*Your task*:
Every line of the material that follows must be printed again exactly.

##### Stored data #####

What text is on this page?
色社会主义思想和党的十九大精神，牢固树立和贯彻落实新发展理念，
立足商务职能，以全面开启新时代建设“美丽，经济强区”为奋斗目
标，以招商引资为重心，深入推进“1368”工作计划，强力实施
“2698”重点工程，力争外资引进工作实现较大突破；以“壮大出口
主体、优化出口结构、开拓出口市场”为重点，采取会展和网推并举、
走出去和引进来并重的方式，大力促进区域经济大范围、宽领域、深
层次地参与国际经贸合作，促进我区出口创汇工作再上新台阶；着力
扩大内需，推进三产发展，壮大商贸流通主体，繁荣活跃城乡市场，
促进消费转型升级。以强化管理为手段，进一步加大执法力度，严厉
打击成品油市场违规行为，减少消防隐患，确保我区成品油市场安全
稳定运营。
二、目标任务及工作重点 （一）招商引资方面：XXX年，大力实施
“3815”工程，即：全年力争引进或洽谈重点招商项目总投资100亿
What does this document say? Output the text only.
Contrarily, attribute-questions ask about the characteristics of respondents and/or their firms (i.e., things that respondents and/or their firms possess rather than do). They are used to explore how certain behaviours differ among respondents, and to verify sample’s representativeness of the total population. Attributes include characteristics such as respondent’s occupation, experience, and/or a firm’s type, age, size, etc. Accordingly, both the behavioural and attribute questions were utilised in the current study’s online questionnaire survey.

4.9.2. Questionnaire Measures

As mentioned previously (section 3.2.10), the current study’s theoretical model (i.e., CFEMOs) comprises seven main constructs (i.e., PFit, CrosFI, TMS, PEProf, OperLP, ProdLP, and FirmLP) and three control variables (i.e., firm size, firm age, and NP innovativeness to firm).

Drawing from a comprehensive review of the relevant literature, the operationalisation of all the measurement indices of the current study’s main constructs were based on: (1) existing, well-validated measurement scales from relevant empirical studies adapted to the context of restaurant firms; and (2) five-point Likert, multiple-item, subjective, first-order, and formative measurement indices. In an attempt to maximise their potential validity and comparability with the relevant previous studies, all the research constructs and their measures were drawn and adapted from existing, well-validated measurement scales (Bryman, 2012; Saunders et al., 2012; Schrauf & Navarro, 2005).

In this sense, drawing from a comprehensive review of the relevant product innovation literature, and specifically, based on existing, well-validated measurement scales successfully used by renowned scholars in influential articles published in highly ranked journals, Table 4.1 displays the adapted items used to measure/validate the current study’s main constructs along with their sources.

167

#####

*Completed exercise*:
What text is on this page?
色社会主义思想和党的十九大精神，牢固树立和贯彻落实新发展理念，
立足商务职能，以全面开启新时代建设“美丽，经济强区”为奋斗目
标，以招商引资为重心，深入推进“1368”工作计划，强力实施
“2698”重点工程，力争外资引进工作实现较大突破；以“壮大出口
主体、优化出口结构、开拓出口市场”为重点，采取会展和网推并举、
走出去和引进来并重的方式，大力促进区域经济大范围、宽领域、深
层次地参与国际经贸合作，促进我区出口创汇工作再上新台阶；着力
扩大内需，推进三产发展，壮大商贸流通主体，繁荣活跃城乡市场，
促进消费转型升级。以强化管理为手段，进一步加大执法力度，严厉
打击成品油市场违规行为，减少消防隐患，确保我区成品油市场安全
稳定运营。
二、目标任务及工作重点 （一）招商引资方面：XXX年，大力实施
“3815”工程，即：全年力争引进或洽谈重点招商项目总投资100亿
What does this document say? Output the text only.
Contrarily, attribute-questions ask about the characteristics of respondents and/or their firms (i.e., things that respondents and/or their firms possess rather than do). They are used to explore how certain behaviours differ among respondents, and to verify sample’s representativeness of the total population. Attributes include characteristics such as respondent’s occupation, experience, and/or a firm’s type, age, size, etc. Accordingly, both the behavioural and attribute questions were utilised in the current study’s online questionnaire survey.

4.9.2. Questionnaire Measures

As mentioned previously (section 3.2.10), the current study’s theoretical model (i.e., CFEMOs) comprises seven main constructs (i.e., PFit, CrosFI, TMS, PEProf, OperLP, ProdLP, and FirmLP) and three control variables (i.e., firm size, firm age, and NP innovativeness to firm).

Drawing from a comprehensive review of the relevant literature, the operationalisation of all the measurement indices of the current study’s main constructs were based on: (1) existing, well-validated measurement scales from relevant empirical studies adapted to the context of restaurant firms; and (2) five-point Likert, multiple-item, subjective, first-order, and formative measurement indices. In an attempt to maximise their potential validity and comparability with the relevant previous studies, all the research constructs and their measures were drawn and adapted from existing, well-validated measurement scales (Bryman, 2012; Saunders et al., 2012; Schrauf & Navarro, 2005).

In this sense, drawing from a comprehensive review of the relevant product innovation literature, and specifically, based on existing, well-validated measurement scales successfully used by renowned scholars in influential articles published in highly ranked journals, Table 4.1 displays the adapted items used to measure/validate the current study’s main constructs along with their sources.

167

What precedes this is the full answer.